### Instructions for the task
Exactly as they appear, output all of the records. Skip any images.

### Data for this exercise

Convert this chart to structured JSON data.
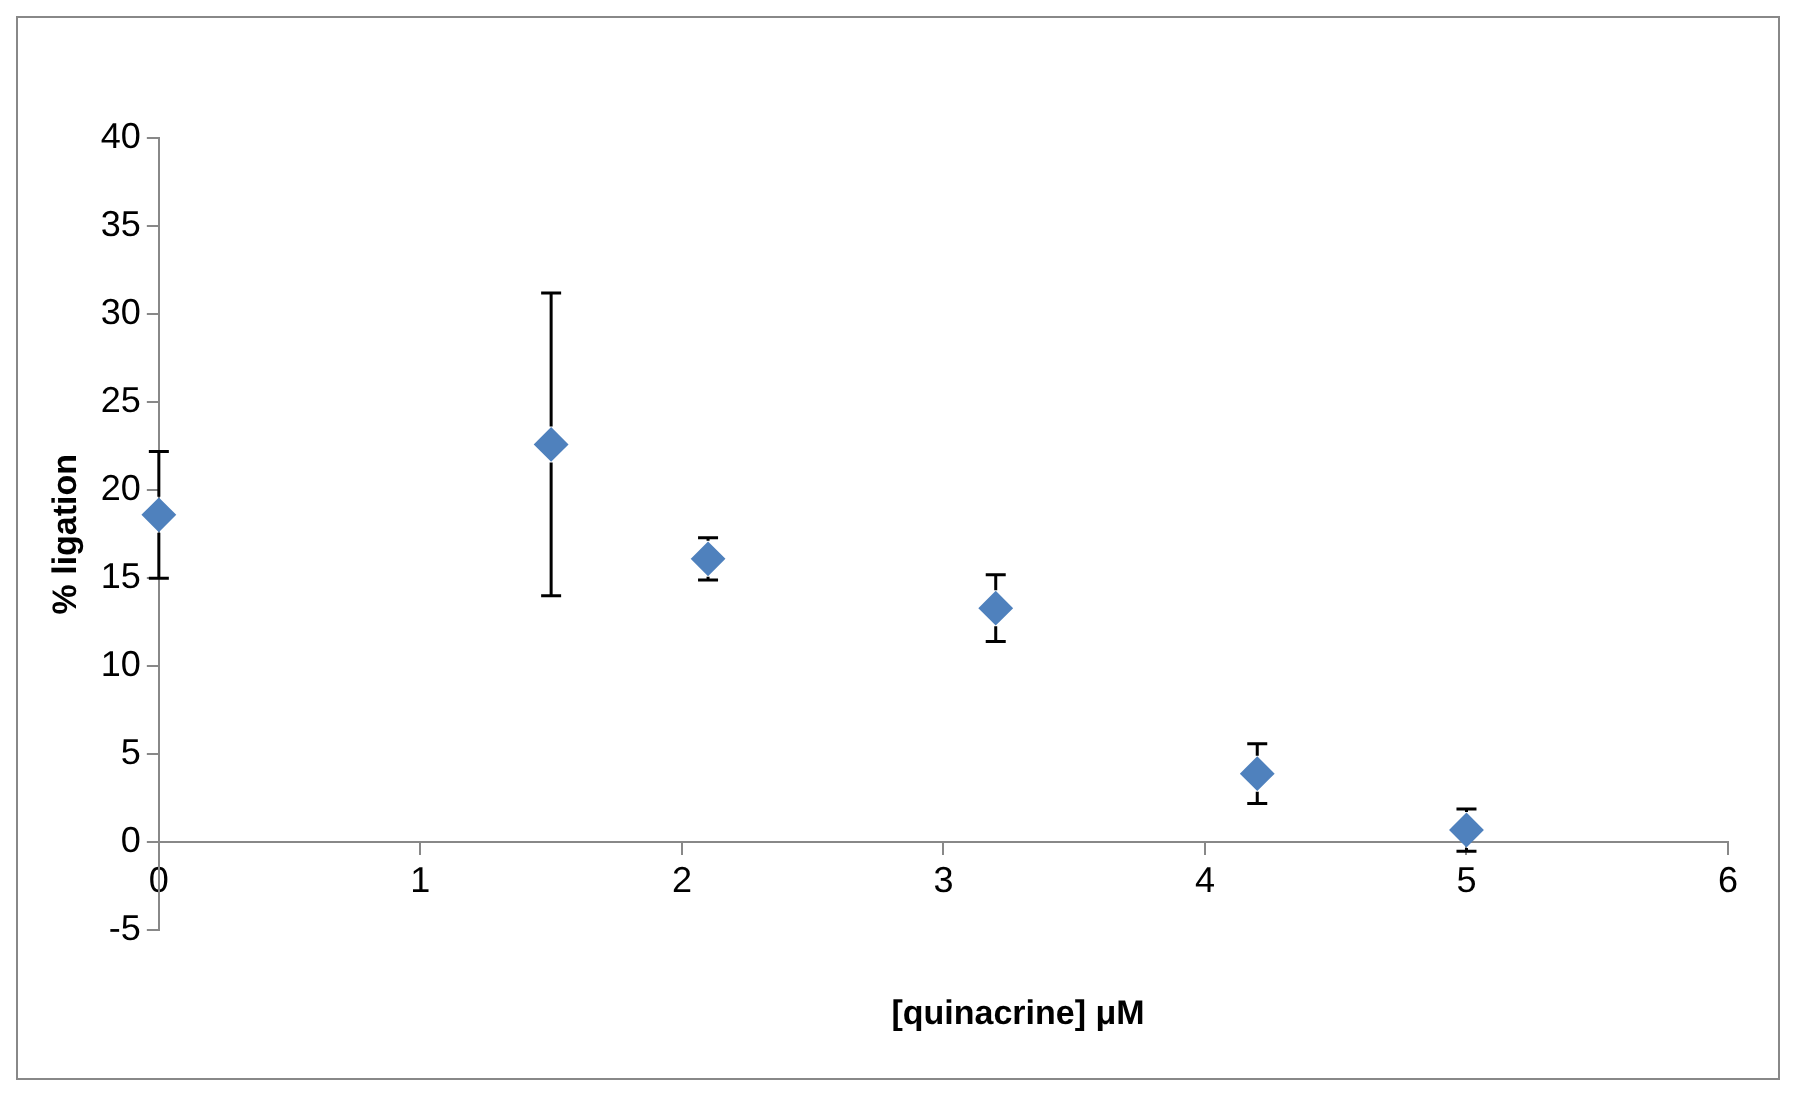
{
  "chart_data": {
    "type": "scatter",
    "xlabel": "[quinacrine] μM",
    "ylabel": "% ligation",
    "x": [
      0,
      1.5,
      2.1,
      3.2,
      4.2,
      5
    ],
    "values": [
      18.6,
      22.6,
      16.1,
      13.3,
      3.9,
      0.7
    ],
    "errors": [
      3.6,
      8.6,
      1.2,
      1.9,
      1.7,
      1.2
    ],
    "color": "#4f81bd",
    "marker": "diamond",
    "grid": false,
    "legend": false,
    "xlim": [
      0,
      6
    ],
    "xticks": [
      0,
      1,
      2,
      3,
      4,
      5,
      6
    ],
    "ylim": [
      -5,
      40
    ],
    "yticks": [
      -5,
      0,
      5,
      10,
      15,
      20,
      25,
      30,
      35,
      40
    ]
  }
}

### Completed task
Convert this chart to structured JSON data.
{
  "chart_data": {
    "type": "scatter",
    "xlabel": "[quinacrine] μM",
    "ylabel": "% ligation",
    "x": [
      0,
      1.5,
      2.1,
      3.2,
      4.2,
      5
    ],
    "values": [
      18.6,
      22.6,
      16.1,
      13.3,
      3.9,
      0.7
    ],
    "errors": [
      3.6,
      8.6,
      1.2,
      1.9,
      1.7,
      1.2
    ],
    "color": "#4f81bd",
    "marker": "diamond",
    "grid": false,
    "legend": false,
    "xlim": [
      0,
      6
    ],
    "xticks": [
      0,
      1,
      2,
      3,
      4,
      5,
      6
    ],
    "ylim": [
      -5,
      40
    ],
    "yticks": [
      -5,
      0,
      5,
      10,
      15,
      20,
      25,
      30,
      35,
      40
    ]
  }
}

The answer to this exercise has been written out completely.